Instructions to follow: Your task is to extract every entry that follows word for word while excluding the pictures.

Excerpted data:
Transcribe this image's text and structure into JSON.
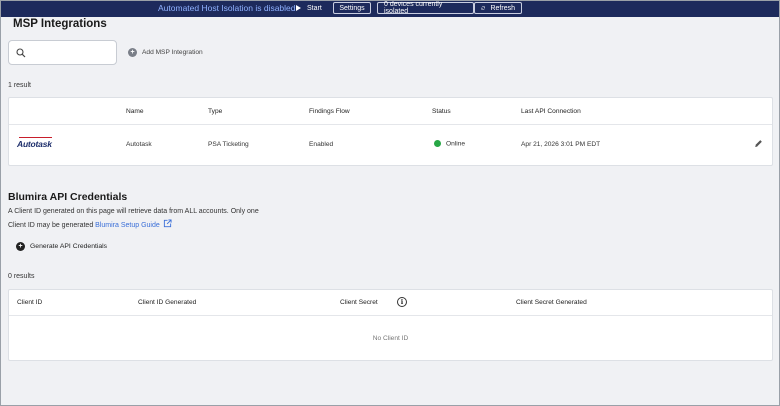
{
  "banner": {
    "message": "Automated Host Isolation is disabled",
    "start_label": "Start",
    "settings_label": "Settings",
    "isolated_label": "0 devices currently isolated",
    "refresh_label": "Refresh"
  },
  "page": {
    "title": "MSP Integrations"
  },
  "search": {
    "placeholder": ""
  },
  "msp": {
    "add_label": "Add MSP Integration",
    "result_count": "1 result",
    "columns": [
      "Name",
      "Type",
      "Findings Flow",
      "Status",
      "Last API Connection"
    ],
    "rows": [
      {
        "logo": "Autotask",
        "name": "Autotask",
        "type": "PSA Ticketing",
        "findings_flow": "Enabled",
        "status": "Online",
        "status_color": "#27a745",
        "last_connection": "Apr 21, 2026 3:01 PM EDT"
      }
    ]
  },
  "api": {
    "title": "Blumira API Credentials",
    "desc_line1": "A Client ID generated on this page will retrieve data from ALL accounts. Only one",
    "desc_line2": "Client ID may be generated",
    "guide_link": "Blumira Setup Guide",
    "generate_label": "Generate API Credentials",
    "result_count": "0 results",
    "columns": [
      "Client ID",
      "Client ID Generated",
      "Client Secret",
      "Client Secret Generated"
    ],
    "info_glyph": "i",
    "empty_text": "No Client ID"
  },
  "icons": {
    "search": "search-icon",
    "add": "plus-circle-icon",
    "edit": "pencil-icon",
    "refresh": "refresh-icon",
    "info": "info-icon",
    "external": "external-link-icon",
    "start": "play-icon"
  },
  "colors": {
    "banner_bg": "#1d2a5c",
    "banner_text": "#8fb1ff",
    "link": "#3a6fd8",
    "online": "#27a745"
  }
}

Reply:
Transcribe this image's text and structure into JSON.
{
  "banner": {
    "message": "Automated Host Isolation is disabled",
    "start_label": "Start",
    "settings_label": "Settings",
    "isolated_label": "0 devices currently isolated",
    "refresh_label": "Refresh"
  },
  "page": {
    "title": "MSP Integrations"
  },
  "search": {
    "placeholder": ""
  },
  "msp": {
    "add_label": "Add MSP Integration",
    "result_count": "1 result",
    "columns": [
      "Name",
      "Type",
      "Findings Flow",
      "Status",
      "Last API Connection"
    ],
    "rows": [
      {
        "logo": "Autotask",
        "name": "Autotask",
        "type": "PSA Ticketing",
        "findings_flow": "Enabled",
        "status": "Online",
        "status_color": "#27a745",
        "last_connection": "Apr 21, 2026 3:01 PM EDT"
      }
    ]
  },
  "api": {
    "title": "Blumira API Credentials",
    "desc_line1": "A Client ID generated on this page will retrieve data from ALL accounts. Only one",
    "desc_line2": "Client ID may be generated",
    "guide_link": "Blumira Setup Guide",
    "generate_label": "Generate API Credentials",
    "result_count": "0 results",
    "columns": [
      "Client ID",
      "Client ID Generated",
      "Client Secret",
      "Client Secret Generated"
    ],
    "info_glyph": "i",
    "empty_text": "No Client ID"
  },
  "icons": {
    "search": "search-icon",
    "add": "plus-circle-icon",
    "edit": "pencil-icon",
    "refresh": "refresh-icon",
    "info": "info-icon",
    "external": "external-link-icon",
    "start": "play-icon"
  },
  "colors": {
    "banner_bg": "#1d2a5c",
    "banner_text": "#8fb1ff",
    "link": "#3a6fd8",
    "online": "#27a745"
  }
}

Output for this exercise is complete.